## [WHAT TO DO]
Your answer should be one number: the count of lines in these entries that hold the word "name".

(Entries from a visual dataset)
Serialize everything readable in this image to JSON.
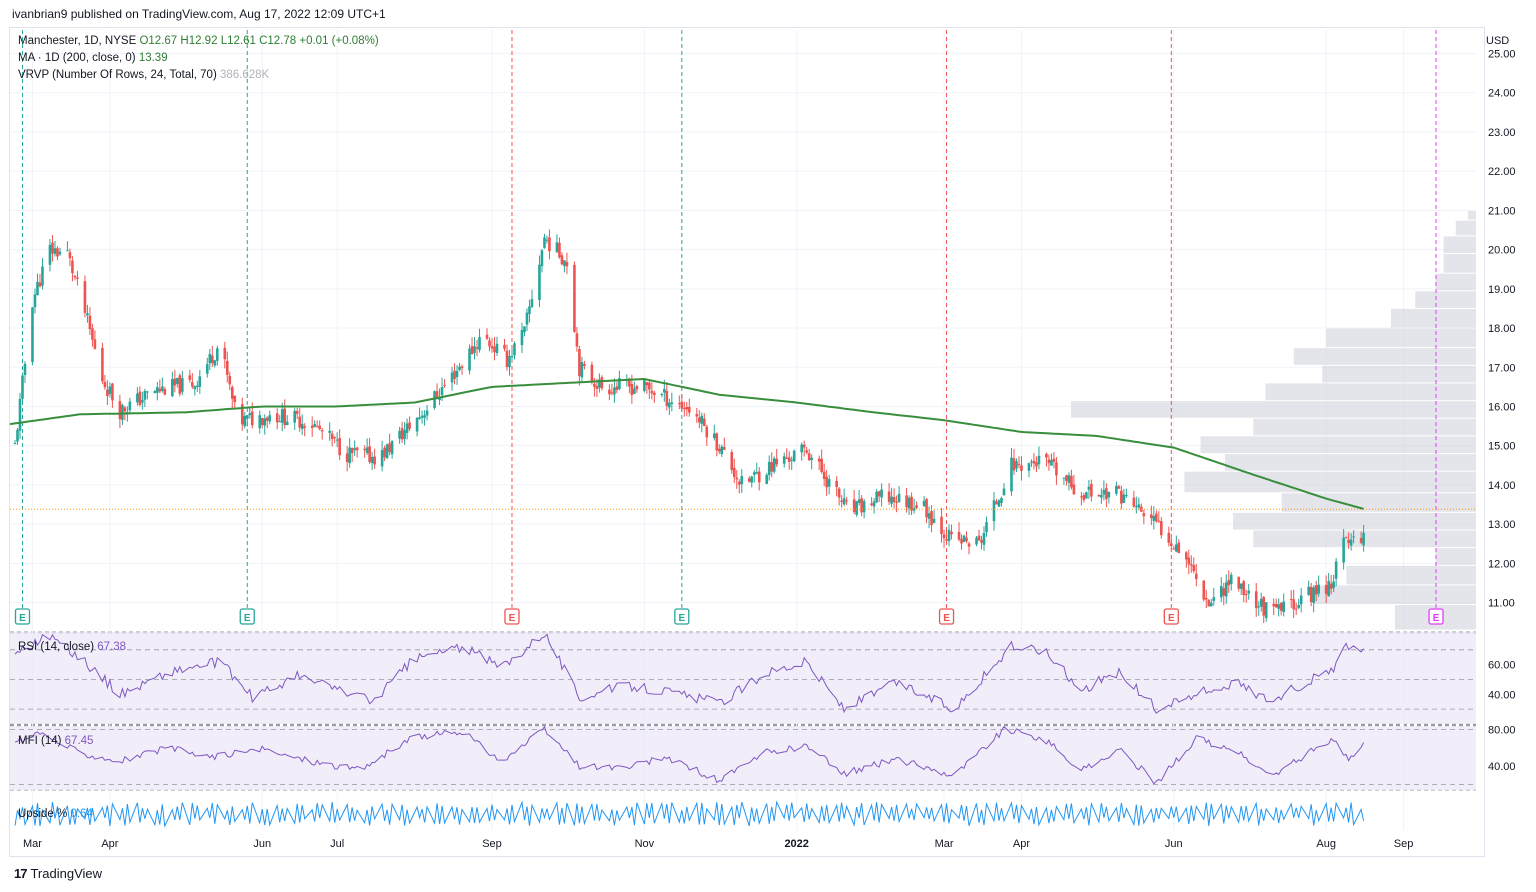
{
  "publisher": "ivanbrian9 published on TradingView.com, Aug 17, 2022 12:09 UTC+1",
  "footer": {
    "logo_glyph": "17",
    "brand": "TradingView"
  },
  "legend": {
    "symbol": "Manchester, 1D, NYSE",
    "open": "O12.67",
    "high": "H12.92",
    "low": "L12.61",
    "close": "C12.78",
    "change": "+0.01 (+0.08%)",
    "ma_label": "MA · 1D (200, close, 0)",
    "ma_value": "13.39",
    "vrvp_label": "VRVP (Number Of Rows, 24, Total, 70)",
    "vrvp_value": "386.628K",
    "rsi_label": "RSI (14, close)",
    "rsi_value": "67.38",
    "mfi_label": "MFI (14)",
    "mfi_value": "67.45",
    "upside_label": "Upside %",
    "upside_value": "0.64"
  },
  "colors": {
    "up": "#26a69a",
    "down": "#ef5350",
    "ma": "#388e3c",
    "rsi": "#7e57c2",
    "upside": "#2196f3",
    "earnings_future": "#e040fb"
  },
  "chart_data": [
    {
      "type": "candlestick",
      "currency": "USD",
      "y_ticks": [
        "11.00",
        "12.00",
        "13.00",
        "14.00",
        "15.00",
        "16.00",
        "17.00",
        "18.00",
        "19.00",
        "20.00",
        "21.00",
        "22.00",
        "23.00",
        "24.00",
        "25.00"
      ],
      "ylim": [
        10.3,
        25.6
      ],
      "x_ticks": [
        "Mar",
        "Apr",
        "Jun",
        "Jul",
        "Sep",
        "Nov",
        "2022",
        "Mar",
        "Apr",
        "Jun",
        "Aug",
        "Sep"
      ],
      "x_tick_dates": [
        "2021-03-01",
        "2021-04-01",
        "2021-06-01",
        "2021-07-01",
        "2021-09-01",
        "2021-11-01",
        "2022-01-01",
        "2022-03-01",
        "2022-04-01",
        "2022-06-01",
        "2022-08-01",
        "2022-09-01"
      ],
      "xlim": [
        "2021-02-20",
        "2022-09-30"
      ],
      "last_price": 12.78,
      "price_anchors": [
        [
          "2021-02-22",
          15.0
        ],
        [
          "2021-03-01",
          18.7
        ],
        [
          "2021-03-08",
          20.0
        ],
        [
          "2021-03-15",
          19.9
        ],
        [
          "2021-03-22",
          18.4
        ],
        [
          "2021-03-29",
          16.7
        ],
        [
          "2021-04-05",
          15.9
        ],
        [
          "2021-04-19",
          16.4
        ],
        [
          "2021-05-05",
          16.6
        ],
        [
          "2021-05-15",
          17.6
        ],
        [
          "2021-05-22",
          15.6
        ],
        [
          "2021-06-05",
          15.8
        ],
        [
          "2021-06-20",
          15.6
        ],
        [
          "2021-07-05",
          14.8
        ],
        [
          "2021-07-18",
          14.7
        ],
        [
          "2021-08-05",
          15.9
        ],
        [
          "2021-08-20",
          17.1
        ],
        [
          "2021-08-28",
          17.8
        ],
        [
          "2021-09-07",
          17.2
        ],
        [
          "2021-09-14",
          17.9
        ],
        [
          "2021-09-22",
          20.3
        ],
        [
          "2021-10-01",
          19.7
        ],
        [
          "2021-10-06",
          17.0
        ],
        [
          "2021-10-15",
          16.5
        ],
        [
          "2021-11-01",
          16.5
        ],
        [
          "2021-11-20",
          15.9
        ],
        [
          "2021-12-01",
          15.0
        ],
        [
          "2021-12-10",
          14.0
        ],
        [
          "2021-12-22",
          14.5
        ],
        [
          "2022-01-05",
          14.9
        ],
        [
          "2022-01-22",
          13.3
        ],
        [
          "2022-02-05",
          13.7
        ],
        [
          "2022-02-20",
          13.5
        ],
        [
          "2022-03-04",
          12.6
        ],
        [
          "2022-03-15",
          12.5
        ],
        [
          "2022-03-28",
          14.5
        ],
        [
          "2022-04-10",
          14.6
        ],
        [
          "2022-04-24",
          13.8
        ],
        [
          "2022-05-10",
          13.8
        ],
        [
          "2022-05-25",
          13.0
        ],
        [
          "2022-06-05",
          12.3
        ],
        [
          "2022-06-15",
          11.0
        ],
        [
          "2022-06-24",
          11.6
        ],
        [
          "2022-07-10",
          10.7
        ],
        [
          "2022-07-22",
          11.1
        ],
        [
          "2022-08-03",
          11.5
        ],
        [
          "2022-08-08",
          12.5
        ],
        [
          "2022-08-16",
          12.78
        ]
      ],
      "ma200_anchors": [
        [
          "2021-02-20",
          15.55
        ],
        [
          "2021-03-20",
          15.8
        ],
        [
          "2021-05-01",
          15.85
        ],
        [
          "2021-06-01",
          16.0
        ],
        [
          "2021-07-01",
          16.0
        ],
        [
          "2021-08-01",
          16.1
        ],
        [
          "2021-09-01",
          16.5
        ],
        [
          "2021-10-01",
          16.6
        ],
        [
          "2021-11-01",
          16.7
        ],
        [
          "2021-12-01",
          16.3
        ],
        [
          "2022-01-01",
          16.1
        ],
        [
          "2022-02-01",
          15.85
        ],
        [
          "2022-03-01",
          15.65
        ],
        [
          "2022-04-01",
          15.35
        ],
        [
          "2022-05-01",
          15.25
        ],
        [
          "2022-06-01",
          14.95
        ],
        [
          "2022-07-01",
          14.3
        ],
        [
          "2022-08-01",
          13.65
        ],
        [
          "2022-08-16",
          13.39
        ]
      ],
      "earnings": [
        {
          "date": "2021-02-25",
          "kind": "beat"
        },
        {
          "date": "2021-05-26",
          "kind": "beat"
        },
        {
          "date": "2021-09-09",
          "kind": "miss"
        },
        {
          "date": "2021-11-16",
          "kind": "beat"
        },
        {
          "date": "2022-03-02",
          "kind": "miss"
        },
        {
          "date": "2022-05-31",
          "kind": "miss"
        },
        {
          "date": "2022-09-14",
          "kind": "upcoming"
        }
      ],
      "volume_profile_rows": [
        {
          "low": 10.3,
          "high": 10.95,
          "vol": 0.2
        },
        {
          "low": 10.95,
          "high": 11.45,
          "vol": 0.4
        },
        {
          "low": 11.45,
          "high": 11.95,
          "vol": 0.32
        },
        {
          "low": 11.95,
          "high": 12.4,
          "vol": 0.1
        },
        {
          "low": 12.4,
          "high": 12.85,
          "vol": 0.55
        },
        {
          "low": 12.85,
          "high": 13.3,
          "vol": 0.6
        },
        {
          "low": 13.3,
          "high": 13.8,
          "vol": 0.48
        },
        {
          "low": 13.8,
          "high": 14.35,
          "vol": 0.72
        },
        {
          "low": 14.35,
          "high": 14.8,
          "vol": 0.62
        },
        {
          "low": 14.8,
          "high": 15.25,
          "vol": 0.68
        },
        {
          "low": 15.25,
          "high": 15.7,
          "vol": 0.55
        },
        {
          "low": 15.7,
          "high": 16.15,
          "vol": 1.0
        },
        {
          "low": 16.15,
          "high": 16.6,
          "vol": 0.52
        },
        {
          "low": 16.6,
          "high": 17.05,
          "vol": 0.38
        },
        {
          "low": 17.05,
          "high": 17.5,
          "vol": 0.45
        },
        {
          "low": 17.5,
          "high": 18.0,
          "vol": 0.37
        },
        {
          "low": 18.0,
          "high": 18.5,
          "vol": 0.21
        },
        {
          "low": 18.5,
          "high": 18.95,
          "vol": 0.15
        },
        {
          "low": 18.95,
          "high": 19.4,
          "vol": 0.1
        },
        {
          "low": 19.4,
          "high": 19.9,
          "vol": 0.08
        },
        {
          "low": 19.9,
          "high": 20.35,
          "vol": 0.08
        },
        {
          "low": 20.35,
          "high": 20.75,
          "vol": 0.05
        },
        {
          "low": 20.75,
          "high": 21.0,
          "vol": 0.02
        }
      ]
    },
    {
      "type": "line",
      "name": "RSI (14, close)",
      "y_ticks": [
        "40.00",
        "60.00"
      ],
      "ylim": [
        20,
        82
      ],
      "bands": [
        30,
        50,
        70
      ],
      "anchors": [
        [
          "2021-02-20",
          67
        ],
        [
          "2021-03-08",
          80
        ],
        [
          "2021-03-22",
          62
        ],
        [
          "2021-04-05",
          40
        ],
        [
          "2021-04-25",
          55
        ],
        [
          "2021-05-15",
          62
        ],
        [
          "2021-05-28",
          38
        ],
        [
          "2021-06-15",
          52
        ],
        [
          "2021-07-01",
          44
        ],
        [
          "2021-07-15",
          35
        ],
        [
          "2021-08-01",
          64
        ],
        [
          "2021-08-20",
          72
        ],
        [
          "2021-09-05",
          58
        ],
        [
          "2021-09-22",
          82
        ],
        [
          "2021-10-06",
          38
        ],
        [
          "2021-10-25",
          46
        ],
        [
          "2021-11-10",
          42
        ],
        [
          "2021-12-01",
          34
        ],
        [
          "2021-12-20",
          55
        ],
        [
          "2022-01-05",
          62
        ],
        [
          "2022-01-20",
          30
        ],
        [
          "2022-02-10",
          48
        ],
        [
          "2022-03-05",
          30
        ],
        [
          "2022-03-28",
          72
        ],
        [
          "2022-04-10",
          70
        ],
        [
          "2022-04-25",
          43
        ],
        [
          "2022-05-10",
          55
        ],
        [
          "2022-05-25",
          30
        ],
        [
          "2022-06-10",
          40
        ],
        [
          "2022-06-25",
          48
        ],
        [
          "2022-07-10",
          36
        ],
        [
          "2022-07-25",
          49
        ],
        [
          "2022-08-03",
          55
        ],
        [
          "2022-08-08",
          72
        ],
        [
          "2022-08-16",
          67.38
        ]
      ]
    },
    {
      "type": "line",
      "name": "MFI (14)",
      "y_ticks": [
        "40.00",
        "80.00"
      ],
      "ylim": [
        14,
        84
      ],
      "bands": [
        20,
        80
      ],
      "anchors": [
        [
          "2021-02-20",
          65
        ],
        [
          "2021-03-05",
          75
        ],
        [
          "2021-03-20",
          55
        ],
        [
          "2021-04-05",
          46
        ],
        [
          "2021-04-25",
          60
        ],
        [
          "2021-05-10",
          50
        ],
        [
          "2021-06-01",
          58
        ],
        [
          "2021-06-20",
          46
        ],
        [
          "2021-07-10",
          36
        ],
        [
          "2021-08-01",
          72
        ],
        [
          "2021-08-20",
          78
        ],
        [
          "2021-09-05",
          45
        ],
        [
          "2021-09-22",
          80
        ],
        [
          "2021-10-06",
          40
        ],
        [
          "2021-10-25",
          38
        ],
        [
          "2021-11-10",
          50
        ],
        [
          "2021-12-01",
          24
        ],
        [
          "2021-12-20",
          55
        ],
        [
          "2022-01-05",
          62
        ],
        [
          "2022-01-20",
          32
        ],
        [
          "2022-02-10",
          48
        ],
        [
          "2022-03-05",
          30
        ],
        [
          "2022-03-25",
          80
        ],
        [
          "2022-04-10",
          70
        ],
        [
          "2022-04-25",
          35
        ],
        [
          "2022-05-10",
          58
        ],
        [
          "2022-05-25",
          22
        ],
        [
          "2022-06-10",
          70
        ],
        [
          "2022-06-25",
          58
        ],
        [
          "2022-07-10",
          28
        ],
        [
          "2022-07-25",
          55
        ],
        [
          "2022-08-05",
          70
        ],
        [
          "2022-08-10",
          45
        ],
        [
          "2022-08-16",
          67.45
        ]
      ]
    },
    {
      "type": "line",
      "name": "Upside %",
      "last_value": 0.64
    }
  ]
}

## [TASK SOLUTION]
3